:: Given request ::
Return the entries below verbatim. Pictures stay out.

:: Information supplied ::

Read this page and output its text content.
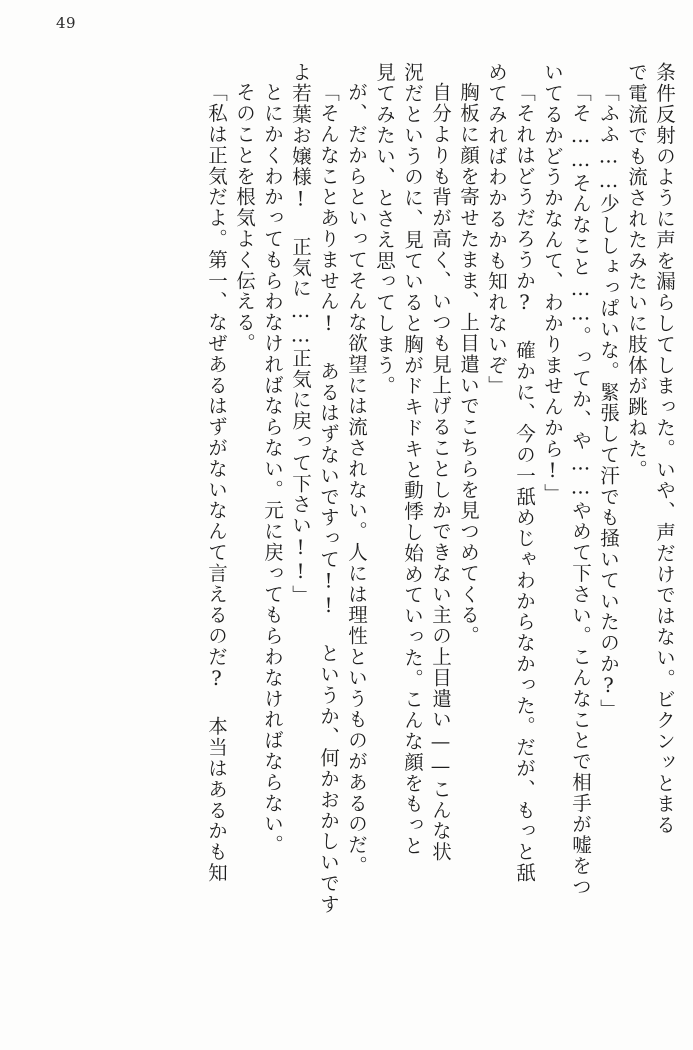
49
条件反射のように声を漏らしてしまった。いや、声だけではない。ビクンッとまる
で電流でも流されたみたいに肢体が跳ねた。
「ふふ……少ししょっぱいな。緊張して汗でも掻いていたのか?」
「そ……そんなこと……。ってか、や……やめて下さい。こんなことで相手が嘘をつ
いてるかどうかなんて、わかりませんから!」
「それはどうだろうか? 確かに、今の一舐めじゃわからなかった。だが、もっと舐
めてみればわかるかも知れないぞ」
胸板に顔を寄せたまま、上目遣いでこちらを見つめてくる。
自分よりも背が高く、いつも見上げることしかできない主の上目遣い——こんな状
況だというのに、見ていると胸がドキドキと動悸し始めていった。こんな顔をもっと
見てみたい、とさえ思ってしまう。
が、だからといってそんな欲望には流されない。人には理性というものがあるのだ。
「そんなことありません! あるはずないですって!! というか、何かおかしいです
よ若葉お嬢様! 正気に……正気に戻って下さい!!」
とにかくわかってもらわなければならない。元に戻ってもらわなければならない。
そのことを根気よく伝える。
「私は正気だよ。第一、なぜあるはずがないなんて言えるのだ? 本当はあるかも知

:: Written solution ::
Read this page and output its text content.
49
条件反射のように声を漏らしてしまった。いや、声だけではない。ビクンッとまる
で電流でも流されたみたいに肢体が跳ねた。
「ふふ……少ししょっぱいな。緊張して汗でも掻いていたのか?」
「そ……そんなこと……。ってか、や……やめて下さい。こんなことで相手が嘘をつ
いてるかどうかなんて、わかりませんから!」
「それはどうだろうか? 確かに、今の一舐めじゃわからなかった。だが、もっと舐
めてみればわかるかも知れないぞ」
胸板に顔を寄せたまま、上目遣いでこちらを見つめてくる。
自分よりも背が高く、いつも見上げることしかできない主の上目遣い——こんな状
況だというのに、見ていると胸がドキドキと動悸し始めていった。こんな顔をもっと
見てみたい、とさえ思ってしまう。
が、だからといってそんな欲望には流されない。人には理性というものがあるのだ。
「そんなことありません! あるはずないですって!! というか、何かおかしいです
よ若葉お嬢様! 正気に……正気に戻って下さい!!」
とにかくわかってもらわなければならない。元に戻ってもらわなければならない。
そのことを根気よく伝える。
「私は正気だよ。第一、なぜあるはずがないなんて言えるのだ? 本当はあるかも知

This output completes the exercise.